DIRECTIVE >> Reproduce exactly the lines below, starting at the line that contains "Read out every word on this page." and ending with the last line of the records, both included; leave out any pictures.

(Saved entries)
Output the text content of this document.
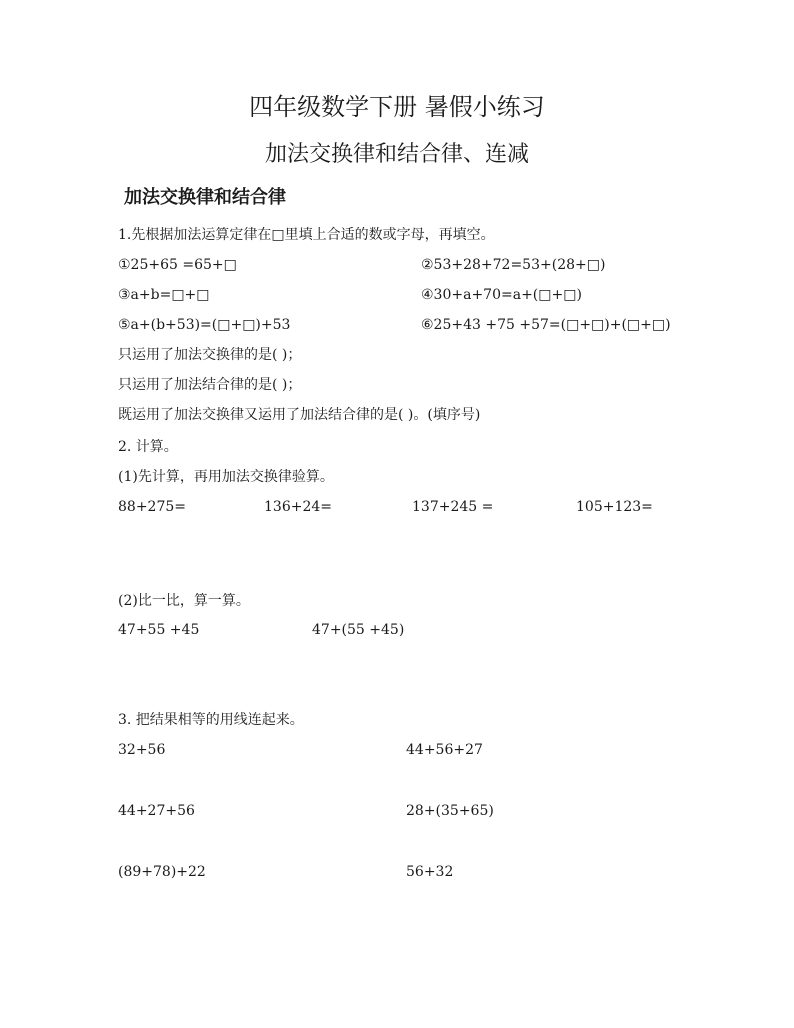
四年级数学下册 暑假小练习
加法交换律和结合律、连减
加法交换律和结合律
1.先根据加法运算定律在□里填上合适的数或字母，再填空。
①25+65 =65+□	②53+28+72=53+(28+□)
③a+b=□+□	④30+a+70=a+(□+□)
⑤a+(b+53)=(□+□)+53	⑥25+43 +75 +57=(□+□)+(□+□)
只运用了加法交换律的是( )；
只运用了加法结合律的是( )；
既运用了加法交换律又运用了加法结合律的是( )。(填序号)
2. 计算。
(1)先计算，再用加法交换律验算。
88+275=	136+24=	137+245 =	105+123=
(2)比一比，算一算。
47+55 +45	47+(55 +45)
3. 把结果相等的用线连起来。
32+56	44+56+27
44+27+56	28+(35+65)
(89+78)+22	56+32
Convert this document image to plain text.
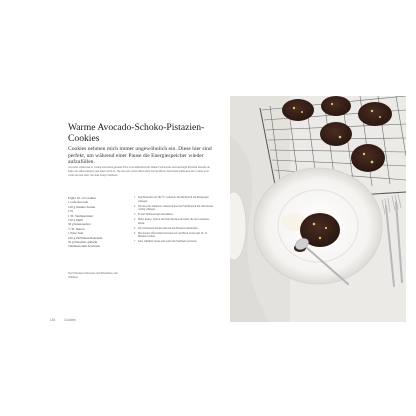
Warme Avocado-Schoko-Pistazien-Cookies

Cookies nehmen mich immer ungewöhnlich ein. Diese hier sind perfekt, um während einer Pause die Energiespeicher wieder aufzufüllen.

Avocados schmecken so cremig und liefern gesunde Fette. In Kombination mit dunkler Schokolade und knackigen Pistazien entsteht ein Keks, der außen knusprig und innen weich ist. Die Avocado ersetzt dabei einen Teil der Butter. Am besten schmecken die Cookies noch warm aus dem Ofen, mit einer Kugel Vanilleeis.

Ergibt 10–12 Cookies
1 reife Avocado
120 g brauner Zucker
1 Ei
1 TL Vanilleextrakt
150 g Mehl
30 g Kakaopulver
½ TL Natron
1 Prise Salz
100 g Zartbitterschokolade
50 g Pistazien, gehackt
Vanilleeis zum Servieren

Statt Pistazien schmecken auch Haselnüsse oder Walnüsse.

1	Den Backofen auf 180 °C vorheizen. Ein Backblech mit Backpapier auslegen.
2	Die Avocado halbieren, entkernen und das Fruchtfleisch mit dem Zucker cremig schlagen.
3	Ei und Vanilleextrakt unterrühren.
4	Mehl, Kakao, Natron und Salz mischen und unter die Avocadomasse heben.
5	Die Schokolade hacken und mit den Pistazien unterheben.
6	Mit einem Löffel kleine Portionen auf das Blech setzen und 10–12 Minuten backen.
7	Kurz abkühlen lassen und warm mit Vanilleeis servieren.
144	Cookies
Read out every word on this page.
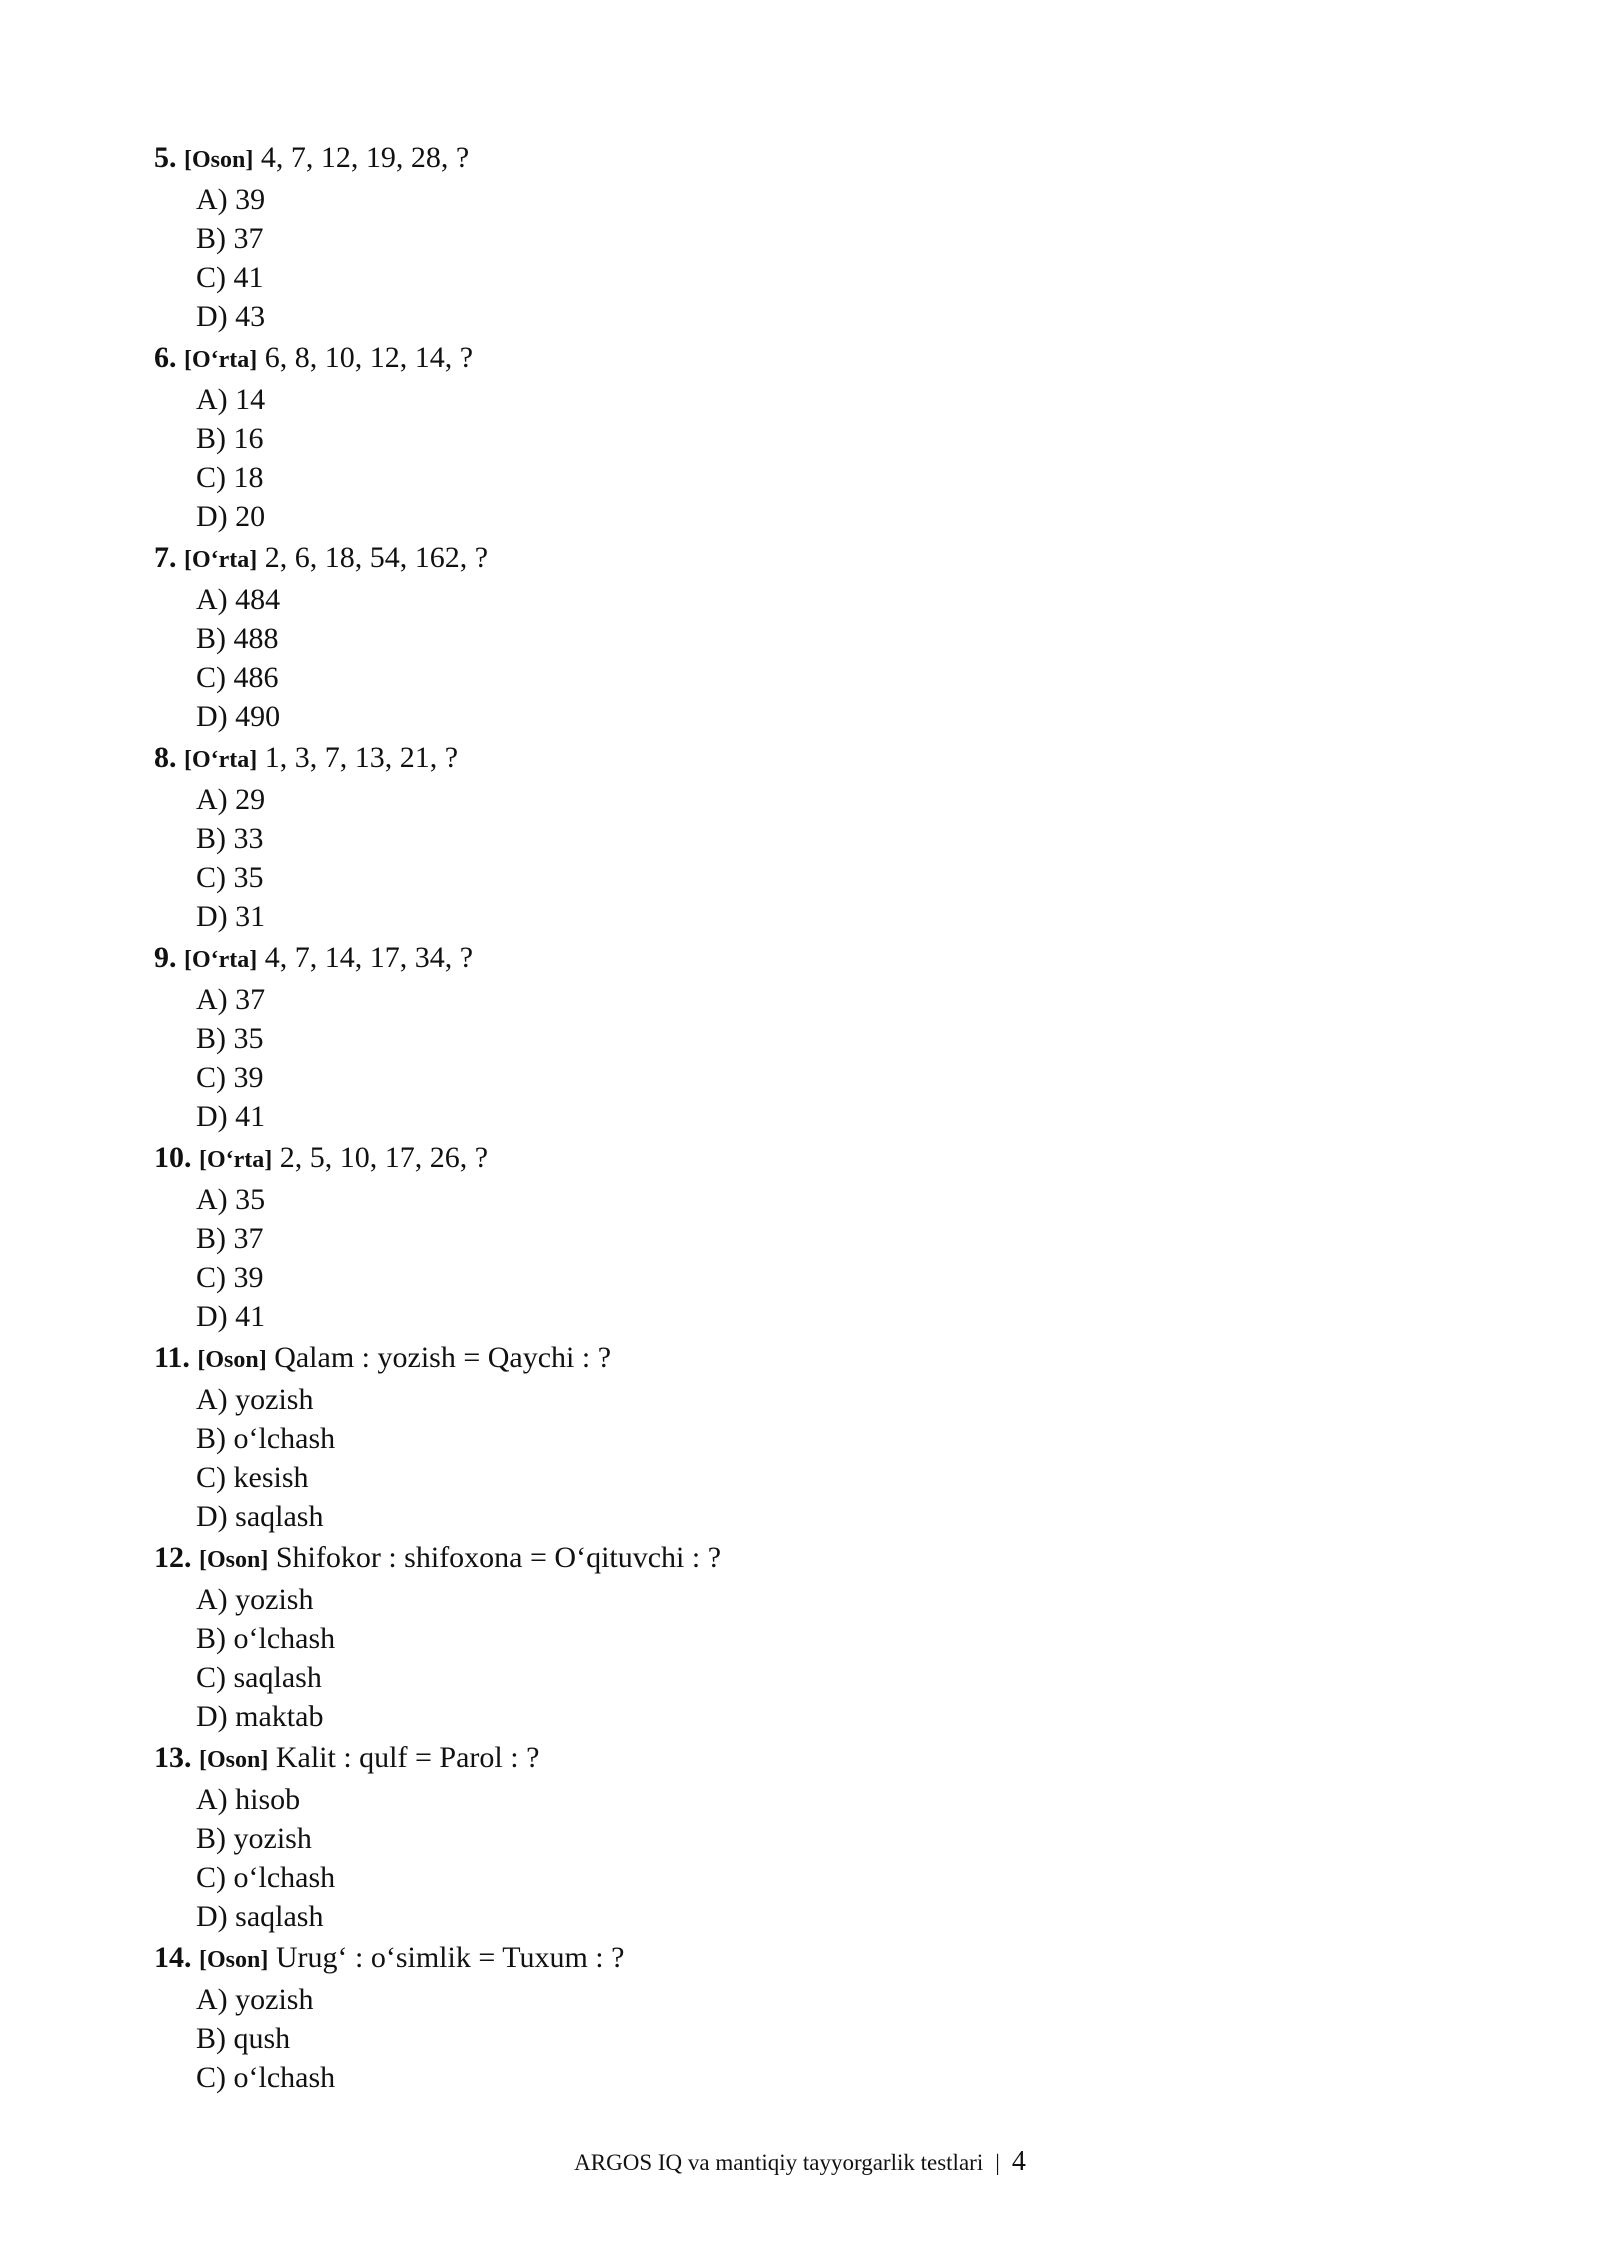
5. [Oson] 4, 7, 12, 19, 28, ?
A) 39
B) 37
C) 41
D) 43
6. [O‘rta] 6, 8, 10, 12, 14, ?
A) 14
B) 16
C) 18
D) 20
7. [O‘rta] 2, 6, 18, 54, 162, ?
A) 484
B) 488
C) 486
D) 490
8. [O‘rta] 1, 3, 7, 13, 21, ?
A) 29
B) 33
C) 35
D) 31
9. [O‘rta] 4, 7, 14, 17, 34, ?
A) 37
B) 35
C) 39
D) 41
10. [O‘rta] 2, 5, 10, 17, 26, ?
A) 35
B) 37
C) 39
D) 41
11. [Oson] Qalam : yozish = Qaychi : ?
A) yozish
B) o‘lchash
C) kesish
D) saqlash
12. [Oson] Shifokor : shifoxona = O‘qituvchi : ?
A) yozish
B) o‘lchash
C) saqlash
D) maktab
13. [Oson] Kalit : qulf = Parol : ?
A) hisob
B) yozish
C) o‘lchash
D) saqlash
14. [Oson] Urug‘ : o‘simlik = Tuxum : ?
A) yozish
B) qush
C) o‘lchash
ARGOS IQ va mantiqiy tayyorgarlik testlari | 4
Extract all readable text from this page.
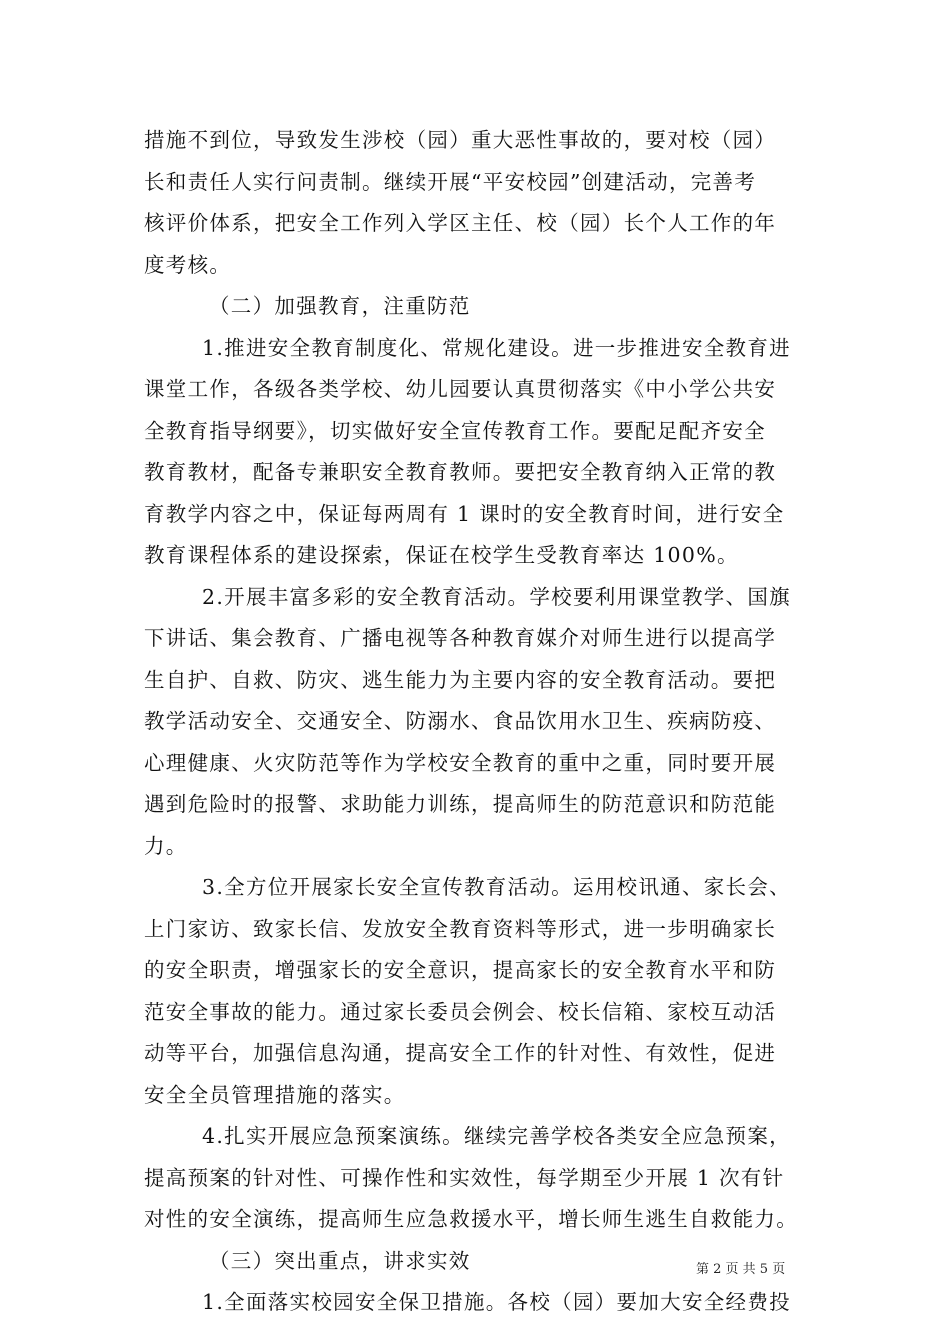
措施不到位，导致发生涉校（园）重大恶性事故的，要对校（园）
长和责任人实行问责制。继续开展“平安校园”创建活动，完善考
核评价体系，把安全工作列入学区主任、校（园）长个人工作的年
度考核。
（二）加强教育，注重防范
1.推进安全教育制度化、常规化建设。进一步推进安全教育进
课堂工作，各级各类学校、幼儿园要认真贯彻落实《中小学公共安
全教育指导纲要》，切实做好安全宣传教育工作。要配足配齐安全
教育教材，配备专兼职安全教育教师。要把安全教育纳入正常的教
育教学内容之中，保证每两周有 1 课时的安全教育时间，进行安全
教育课程体系的建设探索，保证在校学生受教育率达 100%。
2.开展丰富多彩的安全教育活动。学校要利用课堂教学、国旗
下讲话、集会教育、广播电视等各种教育媒介对师生进行以提高学
生自护、自救、防灾、逃生能力为主要内容的安全教育活动。要把
教学活动安全、交通安全、防溺水、食品饮用水卫生、疾病防疫、
心理健康、火灾防范等作为学校安全教育的重中之重，同时要开展
遇到危险时的报警、求助能力训练，提高师生的防范意识和防范能
力。
3.全方位开展家长安全宣传教育活动。运用校讯通、家长会、
上门家访、致家长信、发放安全教育资料等形式，进一步明确家长
的安全职责，增强家长的安全意识，提高家长的安全教育水平和防
范安全事故的能力。通过家长委员会例会、校长信箱、家校互动活
动等平台，加强信息沟通，提高安全工作的针对性、有效性，促进
安全全员管理措施的落实。
4.扎实开展应急预案演练。继续完善学校各类安全应急预案，
提高预案的针对性、可操作性和实效性，每学期至少开展 1 次有针
对性的安全演练，提高师生应急救援水平，增长师生逃生自救能力。
（三）突出重点，讲求实效
1.全面落实校园安全保卫措施。各校（园）要加大安全经费投
第 2 页 共 5 页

RIGHT ANSWER >>
Read out every word on this page.
5. [Oson] 4, 7, 12, 19, 28, ?
A) 39
B) 37
C) 41
D) 43
6. [O‘rta] 6, 8, 10, 12, 14, ?
A) 14
B) 16
C) 18
D) 20
7. [O‘rta] 2, 6, 18, 54, 162, ?
A) 484
B) 488
C) 486
D) 490
8. [O‘rta] 1, 3, 7, 13, 21, ?
A) 29
B) 33
C) 35
D) 31
9. [O‘rta] 4, 7, 14, 17, 34, ?
A) 37
B) 35
C) 39
D) 41
10. [O‘rta] 2, 5, 10, 17, 26, ?
A) 35
B) 37
C) 39
D) 41
11. [Oson] Qalam : yozish = Qaychi : ?
A) yozish
B) o‘lchash
C) kesish
D) saqlash
12. [Oson] Shifokor : shifoxona = O‘qituvchi : ?
A) yozish
B) o‘lchash
C) saqlash
D) maktab
13. [Oson] Kalit : qulf = Parol : ?
A) hisob
B) yozish
C) o‘lchash
D) saqlash
14. [Oson] Urug‘ : o‘simlik = Tuxum : ?
A) yozish
B) qush
C) o‘lchash
ARGOS IQ va mantiqiy tayyorgarlik testlari | 4
Extract all readable text from this page.
措施不到位，导致发生涉校（园）重大恶性事故的，要对校（园）
长和责任人实行问责制。继续开展“平安校园”创建活动，完善考
核评价体系，把安全工作列入学区主任、校（园）长个人工作的年
度考核。
（二）加强教育，注重防范
1.推进安全教育制度化、常规化建设。进一步推进安全教育进
课堂工作，各级各类学校、幼儿园要认真贯彻落实《中小学公共安
全教育指导纲要》，切实做好安全宣传教育工作。要配足配齐安全
教育教材，配备专兼职安全教育教师。要把安全教育纳入正常的教
育教学内容之中，保证每两周有 1 课时的安全教育时间，进行安全
教育课程体系的建设探索，保证在校学生受教育率达 100%。
2.开展丰富多彩的安全教育活动。学校要利用课堂教学、国旗
下讲话、集会教育、广播电视等各种教育媒介对师生进行以提高学
生自护、自救、防灾、逃生能力为主要内容的安全教育活动。要把
教学活动安全、交通安全、防溺水、食品饮用水卫生、疾病防疫、
心理健康、火灾防范等作为学校安全教育的重中之重，同时要开展
遇到危险时的报警、求助能力训练，提高师生的防范意识和防范能
力。
3.全方位开展家长安全宣传教育活动。运用校讯通、家长会、
上门家访、致家长信、发放安全教育资料等形式，进一步明确家长
的安全职责，增强家长的安全意识，提高家长的安全教育水平和防
范安全事故的能力。通过家长委员会例会、校长信箱、家校互动活
动等平台，加强信息沟通，提高安全工作的针对性、有效性，促进
安全全员管理措施的落实。
4.扎实开展应急预案演练。继续完善学校各类安全应急预案，
提高预案的针对性、可操作性和实效性，每学期至少开展 1 次有针
对性的安全演练，提高师生应急救援水平，增长师生逃生自救能力。
（三）突出重点，讲求实效
1.全面落实校园安全保卫措施。各校（园）要加大安全经费投
第 2 页 共 5 页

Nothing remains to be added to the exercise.